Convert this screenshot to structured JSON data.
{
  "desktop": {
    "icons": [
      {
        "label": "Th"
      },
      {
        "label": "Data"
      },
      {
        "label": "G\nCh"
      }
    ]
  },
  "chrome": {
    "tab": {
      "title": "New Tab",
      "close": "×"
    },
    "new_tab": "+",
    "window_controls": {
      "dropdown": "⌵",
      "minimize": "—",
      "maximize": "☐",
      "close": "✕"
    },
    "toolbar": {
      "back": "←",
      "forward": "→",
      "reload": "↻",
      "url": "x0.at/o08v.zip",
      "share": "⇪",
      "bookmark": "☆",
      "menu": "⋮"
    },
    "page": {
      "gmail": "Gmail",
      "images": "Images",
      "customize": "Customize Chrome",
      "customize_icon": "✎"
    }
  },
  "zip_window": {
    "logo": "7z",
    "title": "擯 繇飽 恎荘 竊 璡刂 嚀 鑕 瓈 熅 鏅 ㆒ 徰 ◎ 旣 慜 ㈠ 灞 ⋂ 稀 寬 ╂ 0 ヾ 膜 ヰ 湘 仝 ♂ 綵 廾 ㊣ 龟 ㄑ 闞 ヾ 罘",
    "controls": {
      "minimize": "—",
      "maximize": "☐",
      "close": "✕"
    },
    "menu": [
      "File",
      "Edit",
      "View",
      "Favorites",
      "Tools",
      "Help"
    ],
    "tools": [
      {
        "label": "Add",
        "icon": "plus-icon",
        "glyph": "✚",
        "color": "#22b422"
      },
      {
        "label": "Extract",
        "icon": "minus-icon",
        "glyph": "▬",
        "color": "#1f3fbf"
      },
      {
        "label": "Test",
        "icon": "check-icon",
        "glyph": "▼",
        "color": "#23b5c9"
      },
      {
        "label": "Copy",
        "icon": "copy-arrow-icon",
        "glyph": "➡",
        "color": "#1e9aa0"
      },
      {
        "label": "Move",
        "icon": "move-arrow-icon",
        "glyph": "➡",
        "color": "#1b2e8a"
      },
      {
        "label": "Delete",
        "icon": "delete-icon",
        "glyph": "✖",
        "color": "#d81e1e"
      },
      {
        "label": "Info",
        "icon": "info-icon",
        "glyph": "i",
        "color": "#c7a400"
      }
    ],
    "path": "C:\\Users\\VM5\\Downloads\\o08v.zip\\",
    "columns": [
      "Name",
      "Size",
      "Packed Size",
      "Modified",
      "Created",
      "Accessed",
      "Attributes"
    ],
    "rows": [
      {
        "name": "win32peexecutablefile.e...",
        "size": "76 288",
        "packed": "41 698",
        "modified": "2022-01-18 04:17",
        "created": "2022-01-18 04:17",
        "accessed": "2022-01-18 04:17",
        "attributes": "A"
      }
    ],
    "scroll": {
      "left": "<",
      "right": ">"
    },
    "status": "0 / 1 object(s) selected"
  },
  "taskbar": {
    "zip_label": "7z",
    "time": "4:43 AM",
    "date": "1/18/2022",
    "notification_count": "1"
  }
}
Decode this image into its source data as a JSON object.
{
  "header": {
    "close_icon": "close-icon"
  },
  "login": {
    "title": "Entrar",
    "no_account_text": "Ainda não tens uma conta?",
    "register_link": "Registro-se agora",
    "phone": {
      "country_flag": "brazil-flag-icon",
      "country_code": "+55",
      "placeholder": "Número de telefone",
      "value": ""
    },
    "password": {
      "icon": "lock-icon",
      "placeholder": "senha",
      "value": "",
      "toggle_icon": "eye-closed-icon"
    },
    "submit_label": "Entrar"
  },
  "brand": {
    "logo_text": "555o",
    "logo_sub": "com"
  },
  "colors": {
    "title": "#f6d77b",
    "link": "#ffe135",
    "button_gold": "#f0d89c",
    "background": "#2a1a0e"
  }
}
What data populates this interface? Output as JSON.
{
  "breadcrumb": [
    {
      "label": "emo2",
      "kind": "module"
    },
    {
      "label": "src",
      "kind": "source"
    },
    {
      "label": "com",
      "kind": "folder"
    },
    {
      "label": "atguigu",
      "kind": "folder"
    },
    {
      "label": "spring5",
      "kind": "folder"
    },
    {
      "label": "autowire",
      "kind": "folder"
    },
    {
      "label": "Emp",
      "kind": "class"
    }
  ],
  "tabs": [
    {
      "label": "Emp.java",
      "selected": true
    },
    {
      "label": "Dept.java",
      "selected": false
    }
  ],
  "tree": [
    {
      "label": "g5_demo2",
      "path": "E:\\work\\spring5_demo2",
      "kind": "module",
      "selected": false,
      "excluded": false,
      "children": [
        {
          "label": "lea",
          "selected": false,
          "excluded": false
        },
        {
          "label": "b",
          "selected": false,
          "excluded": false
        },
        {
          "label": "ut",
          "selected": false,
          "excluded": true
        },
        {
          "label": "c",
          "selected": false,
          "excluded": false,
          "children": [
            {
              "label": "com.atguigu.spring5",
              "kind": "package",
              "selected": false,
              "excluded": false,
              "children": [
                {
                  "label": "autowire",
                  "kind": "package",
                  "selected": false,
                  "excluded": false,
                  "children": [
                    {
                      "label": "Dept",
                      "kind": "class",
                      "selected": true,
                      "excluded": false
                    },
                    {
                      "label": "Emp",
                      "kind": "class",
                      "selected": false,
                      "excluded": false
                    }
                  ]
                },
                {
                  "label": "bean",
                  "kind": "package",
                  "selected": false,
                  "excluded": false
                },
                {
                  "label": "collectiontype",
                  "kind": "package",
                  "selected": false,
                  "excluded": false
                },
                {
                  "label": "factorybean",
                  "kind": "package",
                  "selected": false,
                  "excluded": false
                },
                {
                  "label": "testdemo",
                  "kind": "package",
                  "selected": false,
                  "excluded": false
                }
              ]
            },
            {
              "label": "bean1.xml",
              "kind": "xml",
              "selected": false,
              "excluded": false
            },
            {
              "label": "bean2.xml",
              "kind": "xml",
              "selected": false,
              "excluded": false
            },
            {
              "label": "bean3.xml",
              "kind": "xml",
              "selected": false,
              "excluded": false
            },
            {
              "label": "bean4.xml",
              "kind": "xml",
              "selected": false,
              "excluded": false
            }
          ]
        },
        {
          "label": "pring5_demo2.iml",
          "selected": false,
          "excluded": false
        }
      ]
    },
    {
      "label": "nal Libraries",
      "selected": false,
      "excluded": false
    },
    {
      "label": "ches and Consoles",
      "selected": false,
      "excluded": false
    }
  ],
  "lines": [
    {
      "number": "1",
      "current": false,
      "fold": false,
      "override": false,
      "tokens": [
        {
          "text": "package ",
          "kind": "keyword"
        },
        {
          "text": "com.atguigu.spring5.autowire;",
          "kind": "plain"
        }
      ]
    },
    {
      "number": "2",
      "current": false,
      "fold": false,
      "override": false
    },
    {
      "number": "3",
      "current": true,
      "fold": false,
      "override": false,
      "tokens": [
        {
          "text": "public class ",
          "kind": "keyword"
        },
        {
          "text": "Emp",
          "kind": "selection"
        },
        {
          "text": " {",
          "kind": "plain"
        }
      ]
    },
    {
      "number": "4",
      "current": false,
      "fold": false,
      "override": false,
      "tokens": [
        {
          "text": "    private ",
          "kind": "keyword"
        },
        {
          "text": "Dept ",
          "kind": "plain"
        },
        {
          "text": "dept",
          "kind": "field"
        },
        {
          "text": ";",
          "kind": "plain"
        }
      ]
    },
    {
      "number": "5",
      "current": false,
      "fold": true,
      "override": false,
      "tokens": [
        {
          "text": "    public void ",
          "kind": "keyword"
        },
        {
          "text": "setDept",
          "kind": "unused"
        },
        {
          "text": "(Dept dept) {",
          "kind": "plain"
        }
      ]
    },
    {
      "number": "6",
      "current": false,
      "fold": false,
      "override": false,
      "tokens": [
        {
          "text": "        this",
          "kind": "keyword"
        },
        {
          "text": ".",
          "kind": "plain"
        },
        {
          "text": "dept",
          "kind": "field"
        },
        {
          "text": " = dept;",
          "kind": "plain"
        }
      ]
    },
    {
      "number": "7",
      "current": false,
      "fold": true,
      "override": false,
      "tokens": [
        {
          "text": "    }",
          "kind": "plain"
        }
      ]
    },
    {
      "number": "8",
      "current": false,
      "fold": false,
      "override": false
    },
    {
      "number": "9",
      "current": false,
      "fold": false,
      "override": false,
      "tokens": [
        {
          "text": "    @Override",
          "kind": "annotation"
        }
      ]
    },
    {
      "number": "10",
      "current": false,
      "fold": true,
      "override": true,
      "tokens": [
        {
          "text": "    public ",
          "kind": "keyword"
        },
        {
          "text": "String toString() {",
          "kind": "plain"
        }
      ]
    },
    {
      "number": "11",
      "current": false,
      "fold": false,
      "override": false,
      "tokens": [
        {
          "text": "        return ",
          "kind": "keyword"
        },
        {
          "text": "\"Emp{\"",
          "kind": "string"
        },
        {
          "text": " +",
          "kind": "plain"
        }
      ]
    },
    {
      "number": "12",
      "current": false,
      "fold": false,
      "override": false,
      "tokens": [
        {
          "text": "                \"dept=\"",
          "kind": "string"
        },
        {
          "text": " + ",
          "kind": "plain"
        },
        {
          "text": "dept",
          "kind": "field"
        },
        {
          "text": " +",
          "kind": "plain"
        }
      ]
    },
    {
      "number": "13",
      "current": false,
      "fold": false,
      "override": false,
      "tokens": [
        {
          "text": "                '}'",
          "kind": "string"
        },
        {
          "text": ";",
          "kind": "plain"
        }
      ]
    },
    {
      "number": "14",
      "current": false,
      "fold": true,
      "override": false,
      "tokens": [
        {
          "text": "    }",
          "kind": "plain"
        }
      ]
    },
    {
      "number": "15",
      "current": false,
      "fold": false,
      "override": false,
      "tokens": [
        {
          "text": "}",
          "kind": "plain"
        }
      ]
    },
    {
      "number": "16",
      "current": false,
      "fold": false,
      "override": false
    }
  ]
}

**AIM OF THE TASK**
Only the number is wanted: how many lines contain the string "autowire"?

**OUTPUT BELOW**
3